**To do**
Below are records. Transcribe exactly the lines from the one that contains "Parse this screenshot: output" through the last line, leaving any pictures out.

**Dataset extract**
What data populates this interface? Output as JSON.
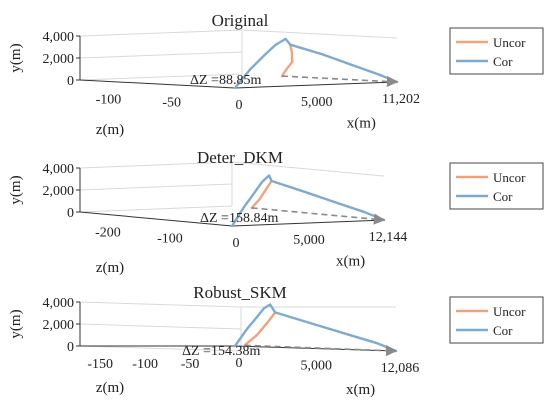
{
  "legend_labels": [
    "Uncor",
    "Cor"
  ],
  "colors": {
    "uncor": "#f0a27d",
    "cor": "#7faad0",
    "arrow": "#8a8a8a",
    "axis": "#333333",
    "grid": "#d9d9d9"
  },
  "chart_data": [
    {
      "type": "line",
      "title": "Original",
      "xlabel": "x(m)",
      "ylabel": "y(m)",
      "zlabel": "z(m)",
      "y_ticks": [
        "4,000",
        "2,000",
        "0"
      ],
      "z_ticks": [
        "-50",
        "-100"
      ],
      "x_ticks": [
        "0",
        "5,000",
        "11,202"
      ],
      "ylim": [
        0,
        4800
      ],
      "zlim": [
        -120,
        0
      ],
      "xlim": [
        0,
        11202
      ],
      "annotation": "ΔZ =88.85m",
      "legend": "right",
      "series": [
        {
          "name": "Uncor",
          "x": [
            7400,
            8400,
            9500,
            10500,
            11202
          ],
          "y": [
            4000,
            3000,
            1850,
            800,
            0
          ],
          "z": [
            -40,
            -50,
            -62,
            -78,
            -89
          ]
        },
        {
          "name": "Cor",
          "x": [
            0,
            1500,
            3000,
            4500,
            6000,
            7400,
            8500,
            9500,
            10500,
            11202
          ],
          "y": [
            0,
            1900,
            3300,
            4300,
            4800,
            4000,
            3000,
            1850,
            800,
            0
          ],
          "z": [
            0,
            -5,
            -11,
            -19,
            -28,
            -40,
            -28,
            -16,
            -6,
            0
          ]
        }
      ]
    },
    {
      "type": "line",
      "title": "Deter_DKM",
      "xlabel": "x(m)",
      "ylabel": "y(m)",
      "zlabel": "z(m)",
      "y_ticks": [
        "4,000",
        "2,000",
        "0"
      ],
      "z_ticks": [
        "-100",
        "-200"
      ],
      "x_ticks": [
        "0",
        "5,000",
        "12,144"
      ],
      "ylim": [
        0,
        4800
      ],
      "zlim": [
        -220,
        0
      ],
      "xlim": [
        0,
        12144
      ],
      "annotation": "ΔZ =158.84m",
      "legend": "right",
      "series": [
        {
          "name": "Uncor",
          "x": [
            7300,
            8000,
            8700,
            9300
          ],
          "y": [
            4000,
            3000,
            1600,
            500
          ],
          "z": [
            -75,
            -95,
            -118,
            -140
          ]
        },
        {
          "name": "Cor",
          "x": [
            0,
            1500,
            3000,
            4500,
            6000,
            7300,
            8600,
            10000,
            11300,
            12144
          ],
          "y": [
            0,
            1900,
            3300,
            4300,
            4800,
            4000,
            3000,
            1850,
            800,
            0
          ],
          "z": [
            0,
            -10,
            -22,
            -38,
            -55,
            -75,
            -55,
            -33,
            -12,
            0
          ]
        }
      ]
    },
    {
      "type": "line",
      "title": "Robust_SKM",
      "xlabel": "x(m)",
      "ylabel": "y(m)",
      "zlabel": "z(m)",
      "y_ticks": [
        "4,000",
        "2,000",
        "0"
      ],
      "z_ticks": [
        "-50",
        "-100",
        "-150"
      ],
      "x_ticks": [
        "0",
        "5,000",
        "12,086"
      ],
      "ylim": [
        0,
        4800
      ],
      "zlim": [
        -190,
        0
      ],
      "xlim": [
        0,
        12086
      ],
      "annotation": "ΔZ =154.38m",
      "legend": "right",
      "series": [
        {
          "name": "Uncor",
          "x": [
            7300,
            8000,
            8700,
            9300
          ],
          "y": [
            4000,
            3000,
            1600,
            500
          ],
          "z": [
            -70,
            -90,
            -115,
            -140
          ]
        },
        {
          "name": "Cor",
          "x": [
            0,
            1500,
            3000,
            4500,
            6000,
            7300,
            8600,
            10000,
            11300,
            12086
          ],
          "y": [
            0,
            1900,
            3300,
            4300,
            4800,
            4000,
            3000,
            1850,
            800,
            0
          ],
          "z": [
            0,
            -10,
            -22,
            -38,
            -55,
            -70,
            -52,
            -30,
            -10,
            0
          ]
        }
      ]
    }
  ]
}
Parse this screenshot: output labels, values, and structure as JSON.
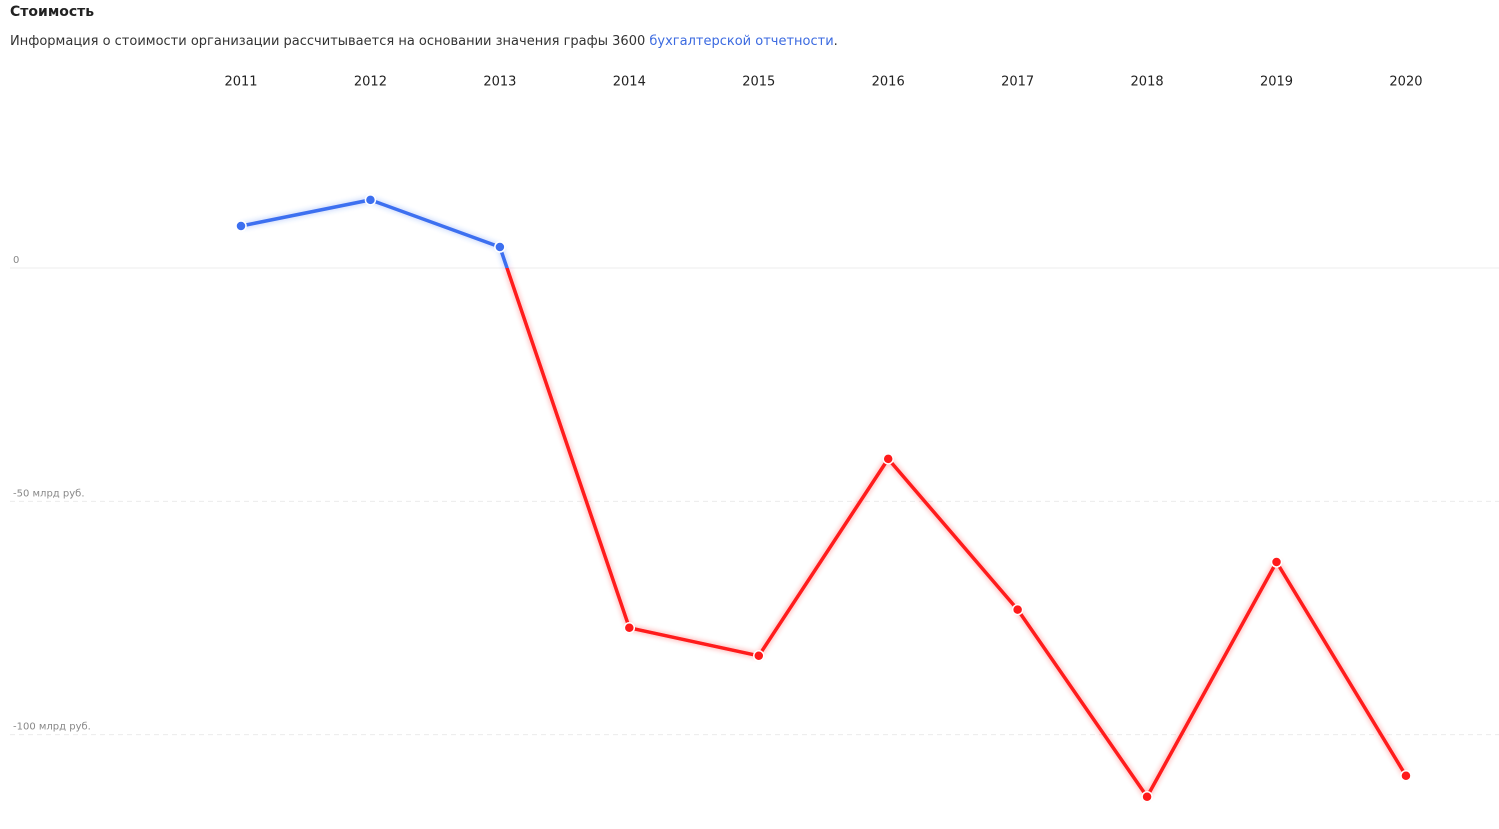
{
  "chart_data": {
    "type": "line",
    "title": "Стоимость",
    "subtitle": "Информация о стоимости организации рассчитывается на основании значения графы 3600",
    "subtitle_link": "бухгалтерской отчетности",
    "subtitle_end": ".",
    "categories": [
      "2011",
      "2012",
      "2013",
      "2014",
      "2015",
      "2016",
      "2017",
      "2018",
      "2019",
      "2020"
    ],
    "values": [
      9.0,
      14.6,
      4.5,
      -77.1,
      -83.1,
      -40.9,
      -73.2,
      -113.3,
      -63.0,
      -108.8
    ],
    "positive_color": "#3c6ff0",
    "negative_color": "#ff1a1a",
    "ylim": [
      -117,
      36
    ],
    "yticks": [
      0,
      {
        "value": -50,
        "label": "-50 млрд руб."
      },
      {
        "value": -100,
        "label": "-100 млрд руб."
      }
    ],
    "grid": true
  }
}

**Problem solution**
Parse this screenshot: output labels, values, and structure as JSON.
{
  "chart_data": {
    "type": "line",
    "title": "Стоимость",
    "subtitle": "Информация о стоимости организации рассчитывается на основании значения графы 3600",
    "subtitle_link": "бухгалтерской отчетности",
    "subtitle_end": ".",
    "categories": [
      "2011",
      "2012",
      "2013",
      "2014",
      "2015",
      "2016",
      "2017",
      "2018",
      "2019",
      "2020"
    ],
    "values": [
      9.0,
      14.6,
      4.5,
      -77.1,
      -83.1,
      -40.9,
      -73.2,
      -113.3,
      -63.0,
      -108.8
    ],
    "positive_color": "#3c6ff0",
    "negative_color": "#ff1a1a",
    "ylim": [
      -117,
      36
    ],
    "yticks": [
      0,
      {
        "value": -50,
        "label": "-50 млрд руб."
      },
      {
        "value": -100,
        "label": "-100 млрд руб."
      }
    ],
    "grid": true
  }
}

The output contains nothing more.